▶ **Dataset records**:
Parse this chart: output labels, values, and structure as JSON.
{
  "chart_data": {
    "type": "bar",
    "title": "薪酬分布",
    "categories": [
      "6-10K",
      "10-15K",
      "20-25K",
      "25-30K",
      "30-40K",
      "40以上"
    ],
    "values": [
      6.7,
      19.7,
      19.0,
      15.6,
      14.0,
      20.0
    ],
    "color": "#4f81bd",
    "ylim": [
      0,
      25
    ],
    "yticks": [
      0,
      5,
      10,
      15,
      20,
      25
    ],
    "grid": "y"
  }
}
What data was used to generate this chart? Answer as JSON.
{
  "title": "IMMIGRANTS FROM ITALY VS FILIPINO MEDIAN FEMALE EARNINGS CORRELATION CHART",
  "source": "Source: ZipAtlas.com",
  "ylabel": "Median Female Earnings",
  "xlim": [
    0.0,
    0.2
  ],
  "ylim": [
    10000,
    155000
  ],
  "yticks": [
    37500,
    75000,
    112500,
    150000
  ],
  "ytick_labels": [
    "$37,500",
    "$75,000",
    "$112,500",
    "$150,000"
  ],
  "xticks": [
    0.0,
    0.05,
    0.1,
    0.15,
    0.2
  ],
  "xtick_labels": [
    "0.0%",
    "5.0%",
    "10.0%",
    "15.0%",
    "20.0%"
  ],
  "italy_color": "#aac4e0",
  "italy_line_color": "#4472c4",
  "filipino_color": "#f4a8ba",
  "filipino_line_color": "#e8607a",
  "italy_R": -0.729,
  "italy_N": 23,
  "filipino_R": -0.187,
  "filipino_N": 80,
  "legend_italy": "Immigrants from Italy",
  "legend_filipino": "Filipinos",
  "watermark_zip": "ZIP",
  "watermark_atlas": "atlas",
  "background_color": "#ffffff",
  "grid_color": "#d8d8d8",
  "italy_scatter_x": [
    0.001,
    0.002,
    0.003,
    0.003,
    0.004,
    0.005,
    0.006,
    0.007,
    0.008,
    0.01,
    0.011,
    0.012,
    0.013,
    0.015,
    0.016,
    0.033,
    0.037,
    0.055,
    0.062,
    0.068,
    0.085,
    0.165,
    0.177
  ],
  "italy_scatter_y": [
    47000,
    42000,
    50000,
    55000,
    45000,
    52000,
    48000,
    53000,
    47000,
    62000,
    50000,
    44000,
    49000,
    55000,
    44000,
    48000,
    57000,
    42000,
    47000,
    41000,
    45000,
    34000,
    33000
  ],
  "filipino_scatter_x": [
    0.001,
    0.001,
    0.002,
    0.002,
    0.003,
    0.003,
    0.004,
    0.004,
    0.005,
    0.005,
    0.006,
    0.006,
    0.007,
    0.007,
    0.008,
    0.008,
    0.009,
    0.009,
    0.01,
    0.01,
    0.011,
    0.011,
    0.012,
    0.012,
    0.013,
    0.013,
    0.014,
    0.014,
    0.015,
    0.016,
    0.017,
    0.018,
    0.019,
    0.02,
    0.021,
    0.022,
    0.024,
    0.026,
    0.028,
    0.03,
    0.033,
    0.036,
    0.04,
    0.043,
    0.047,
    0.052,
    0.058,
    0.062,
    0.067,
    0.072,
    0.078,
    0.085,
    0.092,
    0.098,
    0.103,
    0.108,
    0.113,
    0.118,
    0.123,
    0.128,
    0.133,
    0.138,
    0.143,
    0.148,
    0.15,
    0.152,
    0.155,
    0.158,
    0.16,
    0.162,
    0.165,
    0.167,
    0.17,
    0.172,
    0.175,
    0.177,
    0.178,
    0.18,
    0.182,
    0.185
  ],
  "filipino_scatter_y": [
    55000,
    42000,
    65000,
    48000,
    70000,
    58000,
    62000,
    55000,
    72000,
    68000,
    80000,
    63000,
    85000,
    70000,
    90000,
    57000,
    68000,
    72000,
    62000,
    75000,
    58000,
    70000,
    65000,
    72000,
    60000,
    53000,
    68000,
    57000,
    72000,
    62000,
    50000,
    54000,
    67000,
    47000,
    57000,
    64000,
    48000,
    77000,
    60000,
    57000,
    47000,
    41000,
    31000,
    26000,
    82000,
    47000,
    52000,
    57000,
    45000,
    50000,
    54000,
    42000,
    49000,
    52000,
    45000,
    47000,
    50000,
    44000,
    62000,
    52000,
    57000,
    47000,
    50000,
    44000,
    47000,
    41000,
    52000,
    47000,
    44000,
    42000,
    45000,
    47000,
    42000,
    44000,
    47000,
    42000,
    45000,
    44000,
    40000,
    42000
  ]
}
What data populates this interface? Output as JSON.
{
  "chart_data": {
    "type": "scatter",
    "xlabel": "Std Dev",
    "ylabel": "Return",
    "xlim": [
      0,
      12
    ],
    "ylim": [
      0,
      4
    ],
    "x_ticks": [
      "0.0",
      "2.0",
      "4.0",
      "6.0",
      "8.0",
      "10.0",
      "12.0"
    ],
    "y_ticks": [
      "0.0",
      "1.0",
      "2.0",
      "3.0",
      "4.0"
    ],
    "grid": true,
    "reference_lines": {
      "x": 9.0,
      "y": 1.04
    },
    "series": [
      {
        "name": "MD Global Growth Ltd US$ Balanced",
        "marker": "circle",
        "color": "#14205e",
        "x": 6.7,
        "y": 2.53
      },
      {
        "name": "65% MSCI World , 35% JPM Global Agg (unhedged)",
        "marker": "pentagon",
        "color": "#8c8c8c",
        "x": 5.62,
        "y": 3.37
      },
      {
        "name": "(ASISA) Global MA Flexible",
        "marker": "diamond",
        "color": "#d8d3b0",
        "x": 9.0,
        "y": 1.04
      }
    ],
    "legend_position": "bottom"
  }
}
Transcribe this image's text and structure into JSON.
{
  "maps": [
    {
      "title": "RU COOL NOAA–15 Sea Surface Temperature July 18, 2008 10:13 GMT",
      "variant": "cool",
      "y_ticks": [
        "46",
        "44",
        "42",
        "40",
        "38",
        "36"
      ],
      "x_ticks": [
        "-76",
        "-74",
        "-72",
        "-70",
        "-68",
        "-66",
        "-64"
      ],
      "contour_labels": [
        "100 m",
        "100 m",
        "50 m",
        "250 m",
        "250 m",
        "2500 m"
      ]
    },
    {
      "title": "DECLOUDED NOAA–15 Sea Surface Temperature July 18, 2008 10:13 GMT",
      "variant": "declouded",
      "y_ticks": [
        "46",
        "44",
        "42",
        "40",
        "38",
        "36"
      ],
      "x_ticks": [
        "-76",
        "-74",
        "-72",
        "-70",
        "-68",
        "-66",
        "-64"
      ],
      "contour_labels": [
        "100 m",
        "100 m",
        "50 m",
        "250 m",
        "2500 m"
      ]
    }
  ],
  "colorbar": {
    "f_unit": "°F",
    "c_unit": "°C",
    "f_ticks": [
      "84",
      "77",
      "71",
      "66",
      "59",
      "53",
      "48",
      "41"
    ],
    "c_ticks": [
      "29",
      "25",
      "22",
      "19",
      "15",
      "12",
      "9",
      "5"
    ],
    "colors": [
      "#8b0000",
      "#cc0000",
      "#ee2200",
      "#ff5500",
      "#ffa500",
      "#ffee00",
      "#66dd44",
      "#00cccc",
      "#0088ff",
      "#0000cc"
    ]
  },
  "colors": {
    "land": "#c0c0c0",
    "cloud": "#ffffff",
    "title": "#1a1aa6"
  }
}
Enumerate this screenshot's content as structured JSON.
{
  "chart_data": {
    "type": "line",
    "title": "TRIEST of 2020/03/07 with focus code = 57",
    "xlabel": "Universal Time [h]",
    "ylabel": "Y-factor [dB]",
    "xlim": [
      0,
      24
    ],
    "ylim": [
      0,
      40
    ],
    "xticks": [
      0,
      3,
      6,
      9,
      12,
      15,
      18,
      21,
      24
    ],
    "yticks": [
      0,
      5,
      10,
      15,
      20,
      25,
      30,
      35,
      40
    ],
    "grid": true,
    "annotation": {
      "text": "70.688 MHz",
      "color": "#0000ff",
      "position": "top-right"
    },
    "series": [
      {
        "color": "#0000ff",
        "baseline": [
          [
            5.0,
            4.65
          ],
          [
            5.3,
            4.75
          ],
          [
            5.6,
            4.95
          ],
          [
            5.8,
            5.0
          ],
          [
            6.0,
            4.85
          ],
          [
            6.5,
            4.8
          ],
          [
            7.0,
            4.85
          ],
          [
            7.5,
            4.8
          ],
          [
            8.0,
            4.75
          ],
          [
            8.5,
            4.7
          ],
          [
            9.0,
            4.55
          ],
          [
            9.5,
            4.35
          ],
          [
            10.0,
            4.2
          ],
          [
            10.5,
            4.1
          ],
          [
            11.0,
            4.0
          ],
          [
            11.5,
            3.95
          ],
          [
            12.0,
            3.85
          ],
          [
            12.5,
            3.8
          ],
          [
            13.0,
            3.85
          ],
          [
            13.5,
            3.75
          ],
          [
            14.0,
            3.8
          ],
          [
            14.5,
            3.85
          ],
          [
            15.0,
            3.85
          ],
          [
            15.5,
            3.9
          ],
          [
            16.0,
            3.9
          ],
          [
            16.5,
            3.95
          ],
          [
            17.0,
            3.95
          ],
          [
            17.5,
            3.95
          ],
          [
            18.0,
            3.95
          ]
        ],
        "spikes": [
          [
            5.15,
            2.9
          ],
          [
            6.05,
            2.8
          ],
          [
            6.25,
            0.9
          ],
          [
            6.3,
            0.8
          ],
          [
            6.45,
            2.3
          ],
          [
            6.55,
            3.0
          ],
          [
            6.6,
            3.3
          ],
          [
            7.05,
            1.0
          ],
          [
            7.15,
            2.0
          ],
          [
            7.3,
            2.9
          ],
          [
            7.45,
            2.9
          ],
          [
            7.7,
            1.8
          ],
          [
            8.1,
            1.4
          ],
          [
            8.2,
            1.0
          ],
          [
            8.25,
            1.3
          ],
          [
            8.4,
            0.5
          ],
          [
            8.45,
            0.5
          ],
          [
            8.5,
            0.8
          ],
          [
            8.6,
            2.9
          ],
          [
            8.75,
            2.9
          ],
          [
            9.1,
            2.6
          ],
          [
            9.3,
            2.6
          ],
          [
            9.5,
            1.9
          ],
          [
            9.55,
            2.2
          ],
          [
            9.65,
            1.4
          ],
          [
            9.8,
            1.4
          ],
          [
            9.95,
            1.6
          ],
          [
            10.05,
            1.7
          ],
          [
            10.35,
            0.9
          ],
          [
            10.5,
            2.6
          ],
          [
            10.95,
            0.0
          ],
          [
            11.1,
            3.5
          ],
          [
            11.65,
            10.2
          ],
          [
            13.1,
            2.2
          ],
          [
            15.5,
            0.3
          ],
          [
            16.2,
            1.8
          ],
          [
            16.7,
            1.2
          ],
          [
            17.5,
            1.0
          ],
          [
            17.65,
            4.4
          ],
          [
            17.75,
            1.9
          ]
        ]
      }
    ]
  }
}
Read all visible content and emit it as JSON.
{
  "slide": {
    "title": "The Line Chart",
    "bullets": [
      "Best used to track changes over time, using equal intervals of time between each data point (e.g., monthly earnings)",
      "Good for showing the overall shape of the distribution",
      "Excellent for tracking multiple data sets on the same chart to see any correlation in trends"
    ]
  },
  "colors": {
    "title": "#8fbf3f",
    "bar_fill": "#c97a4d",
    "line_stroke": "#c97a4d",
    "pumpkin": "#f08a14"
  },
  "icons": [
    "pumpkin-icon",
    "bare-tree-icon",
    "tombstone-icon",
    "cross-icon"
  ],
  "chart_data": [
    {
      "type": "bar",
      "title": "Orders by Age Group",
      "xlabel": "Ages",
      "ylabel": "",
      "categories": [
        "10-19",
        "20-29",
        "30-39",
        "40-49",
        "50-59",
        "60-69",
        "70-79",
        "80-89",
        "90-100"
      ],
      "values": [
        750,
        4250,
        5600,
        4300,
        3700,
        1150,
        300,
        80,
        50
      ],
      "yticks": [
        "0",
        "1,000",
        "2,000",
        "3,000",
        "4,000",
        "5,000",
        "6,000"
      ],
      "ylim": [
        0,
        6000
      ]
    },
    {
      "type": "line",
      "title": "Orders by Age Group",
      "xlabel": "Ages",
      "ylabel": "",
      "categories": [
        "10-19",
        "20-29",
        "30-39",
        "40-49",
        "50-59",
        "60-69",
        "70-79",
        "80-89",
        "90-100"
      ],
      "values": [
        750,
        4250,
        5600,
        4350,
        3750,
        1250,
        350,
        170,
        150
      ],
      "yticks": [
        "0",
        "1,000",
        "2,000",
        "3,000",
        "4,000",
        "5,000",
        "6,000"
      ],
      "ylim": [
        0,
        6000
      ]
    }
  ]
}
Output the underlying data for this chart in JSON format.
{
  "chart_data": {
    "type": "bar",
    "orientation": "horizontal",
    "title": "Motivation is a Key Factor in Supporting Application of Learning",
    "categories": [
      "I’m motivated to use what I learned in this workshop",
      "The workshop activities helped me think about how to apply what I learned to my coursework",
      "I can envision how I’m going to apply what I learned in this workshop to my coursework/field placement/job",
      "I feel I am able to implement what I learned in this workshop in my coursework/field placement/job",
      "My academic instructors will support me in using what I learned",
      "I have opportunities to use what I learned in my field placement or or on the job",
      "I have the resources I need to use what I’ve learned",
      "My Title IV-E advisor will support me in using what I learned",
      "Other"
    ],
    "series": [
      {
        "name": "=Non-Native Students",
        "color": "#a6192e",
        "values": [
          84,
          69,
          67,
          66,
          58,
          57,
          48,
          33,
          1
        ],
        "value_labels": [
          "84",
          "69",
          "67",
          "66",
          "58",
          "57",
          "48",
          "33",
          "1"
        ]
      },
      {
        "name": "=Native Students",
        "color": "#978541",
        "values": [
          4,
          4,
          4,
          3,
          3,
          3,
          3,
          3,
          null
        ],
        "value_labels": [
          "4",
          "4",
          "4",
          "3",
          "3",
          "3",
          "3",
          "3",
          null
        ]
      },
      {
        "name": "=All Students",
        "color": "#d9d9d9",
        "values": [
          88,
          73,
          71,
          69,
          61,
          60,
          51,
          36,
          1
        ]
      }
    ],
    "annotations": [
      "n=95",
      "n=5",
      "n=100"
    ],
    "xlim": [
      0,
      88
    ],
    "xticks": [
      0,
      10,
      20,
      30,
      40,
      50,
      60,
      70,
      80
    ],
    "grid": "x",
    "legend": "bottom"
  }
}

▶ **Prompt**:
Go through the entries above and pull out each line with "will" in it.

▶ **Output below**:
      "My academic instructors will support me in using what I learned",
      "My Title IV-E advisor will support me in using what I learned",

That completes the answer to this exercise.